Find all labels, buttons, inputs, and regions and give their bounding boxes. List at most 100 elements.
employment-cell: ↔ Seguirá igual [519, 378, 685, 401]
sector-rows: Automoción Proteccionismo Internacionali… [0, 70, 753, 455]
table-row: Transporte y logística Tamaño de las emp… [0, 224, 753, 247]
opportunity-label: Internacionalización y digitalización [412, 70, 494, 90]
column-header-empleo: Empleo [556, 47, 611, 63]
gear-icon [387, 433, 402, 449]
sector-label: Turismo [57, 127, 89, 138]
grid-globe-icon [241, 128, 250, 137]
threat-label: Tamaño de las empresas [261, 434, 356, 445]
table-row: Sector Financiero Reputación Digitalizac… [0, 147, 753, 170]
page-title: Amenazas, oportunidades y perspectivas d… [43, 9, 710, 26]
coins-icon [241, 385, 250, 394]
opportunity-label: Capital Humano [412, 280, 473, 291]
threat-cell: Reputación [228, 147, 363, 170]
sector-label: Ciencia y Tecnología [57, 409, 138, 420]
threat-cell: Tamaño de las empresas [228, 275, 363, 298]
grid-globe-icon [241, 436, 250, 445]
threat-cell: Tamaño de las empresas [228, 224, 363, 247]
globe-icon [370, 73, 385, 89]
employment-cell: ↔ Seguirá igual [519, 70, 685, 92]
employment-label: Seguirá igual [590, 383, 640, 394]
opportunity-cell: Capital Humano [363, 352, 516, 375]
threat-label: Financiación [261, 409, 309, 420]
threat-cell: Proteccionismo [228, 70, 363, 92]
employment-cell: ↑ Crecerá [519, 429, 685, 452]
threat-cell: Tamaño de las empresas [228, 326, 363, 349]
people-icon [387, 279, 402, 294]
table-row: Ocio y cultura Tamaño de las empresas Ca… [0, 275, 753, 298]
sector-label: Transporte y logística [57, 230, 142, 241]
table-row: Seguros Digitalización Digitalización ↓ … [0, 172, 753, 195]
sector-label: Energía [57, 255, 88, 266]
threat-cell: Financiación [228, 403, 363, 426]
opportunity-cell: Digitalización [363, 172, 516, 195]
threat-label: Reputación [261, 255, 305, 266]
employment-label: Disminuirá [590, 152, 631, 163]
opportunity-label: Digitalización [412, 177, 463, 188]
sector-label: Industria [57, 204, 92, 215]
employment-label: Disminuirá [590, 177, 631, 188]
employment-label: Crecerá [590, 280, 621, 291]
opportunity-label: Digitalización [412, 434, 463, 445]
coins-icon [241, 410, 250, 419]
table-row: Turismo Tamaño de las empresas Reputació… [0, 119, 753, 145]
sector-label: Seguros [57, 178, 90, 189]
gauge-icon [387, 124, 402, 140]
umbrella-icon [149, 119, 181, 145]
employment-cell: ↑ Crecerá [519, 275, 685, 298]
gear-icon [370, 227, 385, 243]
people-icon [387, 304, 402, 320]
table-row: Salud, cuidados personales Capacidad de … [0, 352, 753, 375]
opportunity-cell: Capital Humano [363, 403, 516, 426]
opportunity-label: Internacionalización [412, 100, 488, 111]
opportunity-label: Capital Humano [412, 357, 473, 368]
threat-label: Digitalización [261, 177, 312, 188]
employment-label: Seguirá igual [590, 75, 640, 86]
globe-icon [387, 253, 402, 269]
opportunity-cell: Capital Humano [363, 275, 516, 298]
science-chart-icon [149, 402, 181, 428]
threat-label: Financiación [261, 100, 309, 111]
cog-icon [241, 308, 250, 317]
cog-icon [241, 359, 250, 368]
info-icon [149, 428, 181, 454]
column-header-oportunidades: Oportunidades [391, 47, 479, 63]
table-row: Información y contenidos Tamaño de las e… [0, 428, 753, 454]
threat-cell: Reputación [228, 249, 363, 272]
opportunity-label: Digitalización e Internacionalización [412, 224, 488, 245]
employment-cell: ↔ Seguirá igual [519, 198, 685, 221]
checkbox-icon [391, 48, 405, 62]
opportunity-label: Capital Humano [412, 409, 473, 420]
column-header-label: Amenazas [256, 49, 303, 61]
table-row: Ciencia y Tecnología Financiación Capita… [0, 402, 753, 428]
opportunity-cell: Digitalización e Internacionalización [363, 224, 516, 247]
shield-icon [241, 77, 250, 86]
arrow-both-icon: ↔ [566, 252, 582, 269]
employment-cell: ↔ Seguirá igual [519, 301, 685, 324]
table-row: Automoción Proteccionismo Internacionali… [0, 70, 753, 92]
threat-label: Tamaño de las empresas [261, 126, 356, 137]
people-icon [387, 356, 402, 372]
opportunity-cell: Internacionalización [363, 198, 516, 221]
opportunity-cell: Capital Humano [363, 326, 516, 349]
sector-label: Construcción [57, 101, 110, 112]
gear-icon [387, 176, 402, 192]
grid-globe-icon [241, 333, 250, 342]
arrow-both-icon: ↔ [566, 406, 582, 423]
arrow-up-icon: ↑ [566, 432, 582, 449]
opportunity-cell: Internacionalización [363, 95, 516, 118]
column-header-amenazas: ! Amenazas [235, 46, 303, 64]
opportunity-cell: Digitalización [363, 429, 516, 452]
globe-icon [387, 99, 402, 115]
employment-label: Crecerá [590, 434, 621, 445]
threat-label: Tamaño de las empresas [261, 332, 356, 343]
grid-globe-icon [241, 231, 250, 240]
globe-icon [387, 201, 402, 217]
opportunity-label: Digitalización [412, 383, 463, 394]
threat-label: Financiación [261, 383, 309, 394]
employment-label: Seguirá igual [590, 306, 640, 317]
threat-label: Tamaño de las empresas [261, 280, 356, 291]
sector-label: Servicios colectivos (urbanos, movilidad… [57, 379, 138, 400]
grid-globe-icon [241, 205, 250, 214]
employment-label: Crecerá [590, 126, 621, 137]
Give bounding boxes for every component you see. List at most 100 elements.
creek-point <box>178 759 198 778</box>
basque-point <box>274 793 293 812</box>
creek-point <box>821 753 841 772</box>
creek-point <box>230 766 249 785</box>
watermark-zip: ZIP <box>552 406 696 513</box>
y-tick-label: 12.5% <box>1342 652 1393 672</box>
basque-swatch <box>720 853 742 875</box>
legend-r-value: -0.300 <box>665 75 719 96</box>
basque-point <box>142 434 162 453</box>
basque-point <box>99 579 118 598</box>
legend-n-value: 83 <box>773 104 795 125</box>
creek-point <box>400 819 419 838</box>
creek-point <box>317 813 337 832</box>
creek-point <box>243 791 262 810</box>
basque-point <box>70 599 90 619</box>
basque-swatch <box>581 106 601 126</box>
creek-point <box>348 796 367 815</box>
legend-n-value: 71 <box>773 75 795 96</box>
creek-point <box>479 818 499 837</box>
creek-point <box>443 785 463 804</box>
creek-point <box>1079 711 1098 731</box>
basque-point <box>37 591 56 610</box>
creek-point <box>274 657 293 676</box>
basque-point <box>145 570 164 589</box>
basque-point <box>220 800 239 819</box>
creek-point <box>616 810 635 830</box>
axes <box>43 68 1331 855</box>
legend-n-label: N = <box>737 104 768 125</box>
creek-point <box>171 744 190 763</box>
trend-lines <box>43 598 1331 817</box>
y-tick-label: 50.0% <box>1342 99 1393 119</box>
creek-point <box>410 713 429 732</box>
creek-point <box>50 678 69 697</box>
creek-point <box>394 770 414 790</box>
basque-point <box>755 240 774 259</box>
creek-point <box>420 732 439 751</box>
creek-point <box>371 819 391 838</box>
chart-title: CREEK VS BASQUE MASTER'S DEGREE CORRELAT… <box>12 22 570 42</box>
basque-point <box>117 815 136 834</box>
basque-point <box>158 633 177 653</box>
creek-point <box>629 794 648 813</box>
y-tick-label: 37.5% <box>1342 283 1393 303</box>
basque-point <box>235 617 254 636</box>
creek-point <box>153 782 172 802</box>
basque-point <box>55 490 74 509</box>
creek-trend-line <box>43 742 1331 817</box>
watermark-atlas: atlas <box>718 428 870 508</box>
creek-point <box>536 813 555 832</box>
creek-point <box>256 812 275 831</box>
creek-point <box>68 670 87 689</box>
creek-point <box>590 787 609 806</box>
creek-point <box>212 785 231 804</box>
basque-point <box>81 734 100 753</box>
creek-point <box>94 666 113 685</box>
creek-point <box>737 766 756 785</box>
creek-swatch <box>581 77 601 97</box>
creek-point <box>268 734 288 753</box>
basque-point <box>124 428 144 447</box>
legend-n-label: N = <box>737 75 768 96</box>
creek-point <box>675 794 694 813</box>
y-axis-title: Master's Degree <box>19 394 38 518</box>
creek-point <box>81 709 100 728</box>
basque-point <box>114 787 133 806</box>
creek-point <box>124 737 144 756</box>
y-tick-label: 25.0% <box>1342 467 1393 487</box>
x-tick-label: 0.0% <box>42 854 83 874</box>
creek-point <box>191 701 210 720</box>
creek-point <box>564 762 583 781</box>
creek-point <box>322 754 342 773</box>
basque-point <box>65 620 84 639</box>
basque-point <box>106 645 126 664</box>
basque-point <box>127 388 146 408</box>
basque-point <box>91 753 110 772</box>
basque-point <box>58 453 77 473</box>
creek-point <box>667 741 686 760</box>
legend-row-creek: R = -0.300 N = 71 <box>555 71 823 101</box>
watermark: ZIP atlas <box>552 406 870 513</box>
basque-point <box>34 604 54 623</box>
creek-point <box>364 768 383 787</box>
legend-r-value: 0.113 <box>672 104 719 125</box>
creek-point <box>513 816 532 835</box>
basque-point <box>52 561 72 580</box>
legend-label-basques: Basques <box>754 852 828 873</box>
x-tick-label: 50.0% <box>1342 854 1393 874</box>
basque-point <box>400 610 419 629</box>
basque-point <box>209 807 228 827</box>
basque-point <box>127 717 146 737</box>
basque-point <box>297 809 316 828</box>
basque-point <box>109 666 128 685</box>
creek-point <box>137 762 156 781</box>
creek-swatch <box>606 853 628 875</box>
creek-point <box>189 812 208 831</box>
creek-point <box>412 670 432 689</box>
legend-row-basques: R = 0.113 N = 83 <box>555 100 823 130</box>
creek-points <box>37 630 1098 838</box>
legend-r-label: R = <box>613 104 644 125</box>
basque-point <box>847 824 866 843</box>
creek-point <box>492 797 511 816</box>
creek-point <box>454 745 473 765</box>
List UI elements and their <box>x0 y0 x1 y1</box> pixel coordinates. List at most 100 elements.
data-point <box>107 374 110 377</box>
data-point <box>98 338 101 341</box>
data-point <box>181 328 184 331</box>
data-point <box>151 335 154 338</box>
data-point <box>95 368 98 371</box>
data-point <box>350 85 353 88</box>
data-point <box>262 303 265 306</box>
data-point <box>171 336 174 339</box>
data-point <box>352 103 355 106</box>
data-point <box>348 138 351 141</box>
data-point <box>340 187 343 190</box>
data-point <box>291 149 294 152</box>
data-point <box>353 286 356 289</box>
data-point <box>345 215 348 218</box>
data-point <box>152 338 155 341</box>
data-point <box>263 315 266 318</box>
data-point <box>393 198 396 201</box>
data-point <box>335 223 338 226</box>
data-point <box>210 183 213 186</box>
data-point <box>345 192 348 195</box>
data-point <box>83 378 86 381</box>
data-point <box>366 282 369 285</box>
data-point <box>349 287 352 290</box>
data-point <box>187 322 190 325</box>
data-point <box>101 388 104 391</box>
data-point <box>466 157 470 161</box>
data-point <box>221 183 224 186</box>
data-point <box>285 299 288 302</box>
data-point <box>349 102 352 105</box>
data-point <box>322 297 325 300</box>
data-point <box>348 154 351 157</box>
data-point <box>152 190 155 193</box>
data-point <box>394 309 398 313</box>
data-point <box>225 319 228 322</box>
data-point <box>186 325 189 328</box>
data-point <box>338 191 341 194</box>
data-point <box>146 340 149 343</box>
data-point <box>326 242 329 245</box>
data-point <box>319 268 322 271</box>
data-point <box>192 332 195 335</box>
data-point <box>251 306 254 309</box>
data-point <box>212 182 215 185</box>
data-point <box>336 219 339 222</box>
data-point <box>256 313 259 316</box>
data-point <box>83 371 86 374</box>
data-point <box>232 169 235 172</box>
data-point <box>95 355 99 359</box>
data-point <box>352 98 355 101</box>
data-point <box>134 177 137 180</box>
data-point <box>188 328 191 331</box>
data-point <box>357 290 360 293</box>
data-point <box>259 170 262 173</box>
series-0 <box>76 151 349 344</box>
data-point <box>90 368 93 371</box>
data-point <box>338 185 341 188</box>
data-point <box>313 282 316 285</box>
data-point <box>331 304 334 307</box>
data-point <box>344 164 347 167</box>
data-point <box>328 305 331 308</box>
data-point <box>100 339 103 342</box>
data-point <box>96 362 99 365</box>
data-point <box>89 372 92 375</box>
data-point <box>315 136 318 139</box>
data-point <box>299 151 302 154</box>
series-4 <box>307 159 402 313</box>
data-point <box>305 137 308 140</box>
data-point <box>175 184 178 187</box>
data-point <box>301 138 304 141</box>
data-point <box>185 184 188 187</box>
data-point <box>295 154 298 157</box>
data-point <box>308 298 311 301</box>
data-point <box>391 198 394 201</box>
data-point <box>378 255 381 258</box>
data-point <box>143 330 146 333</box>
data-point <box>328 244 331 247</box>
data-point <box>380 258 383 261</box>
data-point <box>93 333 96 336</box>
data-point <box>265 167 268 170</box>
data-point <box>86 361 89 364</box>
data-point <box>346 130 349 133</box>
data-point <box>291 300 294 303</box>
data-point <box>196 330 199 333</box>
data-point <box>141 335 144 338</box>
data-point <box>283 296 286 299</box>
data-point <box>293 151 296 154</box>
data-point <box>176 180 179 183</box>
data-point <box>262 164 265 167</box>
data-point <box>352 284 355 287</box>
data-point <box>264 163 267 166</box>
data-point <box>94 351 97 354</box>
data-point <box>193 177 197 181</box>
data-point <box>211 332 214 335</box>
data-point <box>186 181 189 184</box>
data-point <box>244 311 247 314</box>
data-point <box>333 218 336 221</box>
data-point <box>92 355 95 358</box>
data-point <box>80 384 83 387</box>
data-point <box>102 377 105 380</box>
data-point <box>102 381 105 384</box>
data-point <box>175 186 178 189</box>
● ● ● ● ●
- **操作要求**: 从列表第一行开始，到包含“threat-cell: Reputación [228, 147, 363, 170]”的那一行结束，将这些行原样复制出来，首尾两行均包括在内。

- **本题答案**:
Find all labels, buttons, inputs, and regions and give their bounding boxes. List at most 100 elements.
employment-cell: ↔ Seguirá igual [519, 378, 685, 401]
sector-rows: Automoción Proteccionismo Internacionali… [0, 70, 753, 455]
table-row: Transporte y logística Tamaño de las emp… [0, 224, 753, 247]
opportunity-label: Internacionalización y digitalización [412, 70, 494, 90]
column-header-empleo: Empleo [556, 47, 611, 63]
gear-icon [387, 433, 402, 449]
sector-label: Turismo [57, 127, 89, 138]
grid-globe-icon [241, 128, 250, 137]
threat-label: Tamaño de las empresas [261, 434, 356, 445]
table-row: Sector Financiero Reputación Digitalizac… [0, 147, 753, 170]
page-title: Amenazas, oportunidades y perspectivas d… [43, 9, 710, 26]
coins-icon [241, 385, 250, 394]
opportunity-label: Capital Humano [412, 280, 473, 291]
threat-cell: Reputación [228, 147, 363, 170]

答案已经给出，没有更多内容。